| AIM |
Starting at the beginning of the data and ending with the line that contains "header-rule: [64, 61, 890, 62]", write out every line verbatim, both ends included.

--- start DATA FOR PROCESSING ---

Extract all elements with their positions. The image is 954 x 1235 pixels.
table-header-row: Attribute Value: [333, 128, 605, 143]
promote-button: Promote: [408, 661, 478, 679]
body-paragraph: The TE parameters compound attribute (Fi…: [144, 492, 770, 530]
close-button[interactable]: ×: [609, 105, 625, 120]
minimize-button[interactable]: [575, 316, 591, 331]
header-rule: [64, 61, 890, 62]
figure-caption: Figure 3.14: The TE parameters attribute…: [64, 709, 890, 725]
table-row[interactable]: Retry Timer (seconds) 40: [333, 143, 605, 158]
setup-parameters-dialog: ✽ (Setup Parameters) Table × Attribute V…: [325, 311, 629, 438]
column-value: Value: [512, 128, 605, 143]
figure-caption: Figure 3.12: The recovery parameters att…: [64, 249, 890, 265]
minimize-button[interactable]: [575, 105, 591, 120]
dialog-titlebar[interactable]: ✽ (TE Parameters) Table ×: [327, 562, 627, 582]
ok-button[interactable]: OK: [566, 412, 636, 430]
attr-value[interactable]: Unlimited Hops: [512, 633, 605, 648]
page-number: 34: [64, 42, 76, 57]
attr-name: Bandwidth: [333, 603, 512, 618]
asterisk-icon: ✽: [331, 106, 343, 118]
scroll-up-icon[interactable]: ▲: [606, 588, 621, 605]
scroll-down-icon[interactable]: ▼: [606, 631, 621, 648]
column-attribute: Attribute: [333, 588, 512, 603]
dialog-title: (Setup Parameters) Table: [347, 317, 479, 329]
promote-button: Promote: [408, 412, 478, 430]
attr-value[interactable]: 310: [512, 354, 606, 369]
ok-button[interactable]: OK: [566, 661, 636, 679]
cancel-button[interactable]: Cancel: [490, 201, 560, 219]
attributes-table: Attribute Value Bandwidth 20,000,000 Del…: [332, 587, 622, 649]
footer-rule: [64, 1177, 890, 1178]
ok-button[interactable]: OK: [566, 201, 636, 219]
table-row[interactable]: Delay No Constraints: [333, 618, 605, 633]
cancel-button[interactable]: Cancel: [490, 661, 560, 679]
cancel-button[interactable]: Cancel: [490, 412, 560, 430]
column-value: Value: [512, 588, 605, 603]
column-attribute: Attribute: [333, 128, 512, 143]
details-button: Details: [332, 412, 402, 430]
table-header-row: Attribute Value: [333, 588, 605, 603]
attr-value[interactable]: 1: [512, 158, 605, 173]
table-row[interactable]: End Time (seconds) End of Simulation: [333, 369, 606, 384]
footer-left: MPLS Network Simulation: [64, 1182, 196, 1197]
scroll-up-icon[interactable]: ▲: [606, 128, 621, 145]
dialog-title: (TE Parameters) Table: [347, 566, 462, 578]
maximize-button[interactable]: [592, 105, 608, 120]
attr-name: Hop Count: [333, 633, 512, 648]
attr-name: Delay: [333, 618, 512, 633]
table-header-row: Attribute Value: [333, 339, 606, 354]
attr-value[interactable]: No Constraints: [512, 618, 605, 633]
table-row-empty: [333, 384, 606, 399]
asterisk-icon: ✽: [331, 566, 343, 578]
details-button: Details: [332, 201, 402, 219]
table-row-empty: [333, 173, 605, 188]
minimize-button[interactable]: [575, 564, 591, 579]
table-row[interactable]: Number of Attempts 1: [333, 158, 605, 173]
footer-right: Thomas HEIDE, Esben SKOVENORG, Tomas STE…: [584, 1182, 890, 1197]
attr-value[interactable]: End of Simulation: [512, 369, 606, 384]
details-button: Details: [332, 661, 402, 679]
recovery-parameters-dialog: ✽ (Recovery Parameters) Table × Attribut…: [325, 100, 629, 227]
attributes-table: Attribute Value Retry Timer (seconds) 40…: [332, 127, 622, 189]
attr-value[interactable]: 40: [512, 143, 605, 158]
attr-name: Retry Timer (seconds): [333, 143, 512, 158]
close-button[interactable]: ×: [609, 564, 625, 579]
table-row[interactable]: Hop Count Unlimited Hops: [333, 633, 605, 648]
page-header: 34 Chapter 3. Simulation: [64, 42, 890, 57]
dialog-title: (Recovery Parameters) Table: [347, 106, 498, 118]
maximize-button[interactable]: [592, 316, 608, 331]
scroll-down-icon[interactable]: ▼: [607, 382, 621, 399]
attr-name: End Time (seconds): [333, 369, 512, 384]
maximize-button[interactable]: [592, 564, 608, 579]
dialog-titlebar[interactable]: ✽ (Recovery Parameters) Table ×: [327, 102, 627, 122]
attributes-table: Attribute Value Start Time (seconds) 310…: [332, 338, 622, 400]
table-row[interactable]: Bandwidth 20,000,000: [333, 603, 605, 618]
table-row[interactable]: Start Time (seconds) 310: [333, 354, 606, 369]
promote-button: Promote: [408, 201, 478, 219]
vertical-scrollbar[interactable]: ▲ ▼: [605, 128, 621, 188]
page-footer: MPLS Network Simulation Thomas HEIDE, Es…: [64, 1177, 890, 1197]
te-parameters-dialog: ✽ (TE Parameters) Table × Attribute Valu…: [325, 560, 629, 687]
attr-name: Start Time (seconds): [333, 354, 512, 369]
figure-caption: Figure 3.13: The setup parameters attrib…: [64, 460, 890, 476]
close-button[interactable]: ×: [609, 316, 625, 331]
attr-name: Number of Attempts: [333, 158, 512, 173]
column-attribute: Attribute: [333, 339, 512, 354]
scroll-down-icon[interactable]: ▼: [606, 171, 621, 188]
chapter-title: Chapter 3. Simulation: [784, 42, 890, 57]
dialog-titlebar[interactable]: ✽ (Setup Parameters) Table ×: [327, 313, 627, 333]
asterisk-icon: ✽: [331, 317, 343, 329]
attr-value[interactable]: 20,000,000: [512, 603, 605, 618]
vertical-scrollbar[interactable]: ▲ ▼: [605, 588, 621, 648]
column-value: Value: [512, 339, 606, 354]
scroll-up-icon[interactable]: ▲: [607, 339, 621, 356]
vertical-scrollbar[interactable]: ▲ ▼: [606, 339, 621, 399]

--- end DATA FOR PROCESSING ---

| FINISHED TASK |
Extract all elements with their positions. The image is 954 x 1235 pixels.
table-header-row: Attribute Value: [333, 128, 605, 143]
promote-button: Promote: [408, 661, 478, 679]
body-paragraph: The TE parameters compound attribute (Fi…: [144, 492, 770, 530]
close-button[interactable]: ×: [609, 105, 625, 120]
minimize-button[interactable]: [575, 316, 591, 331]
header-rule: [64, 61, 890, 62]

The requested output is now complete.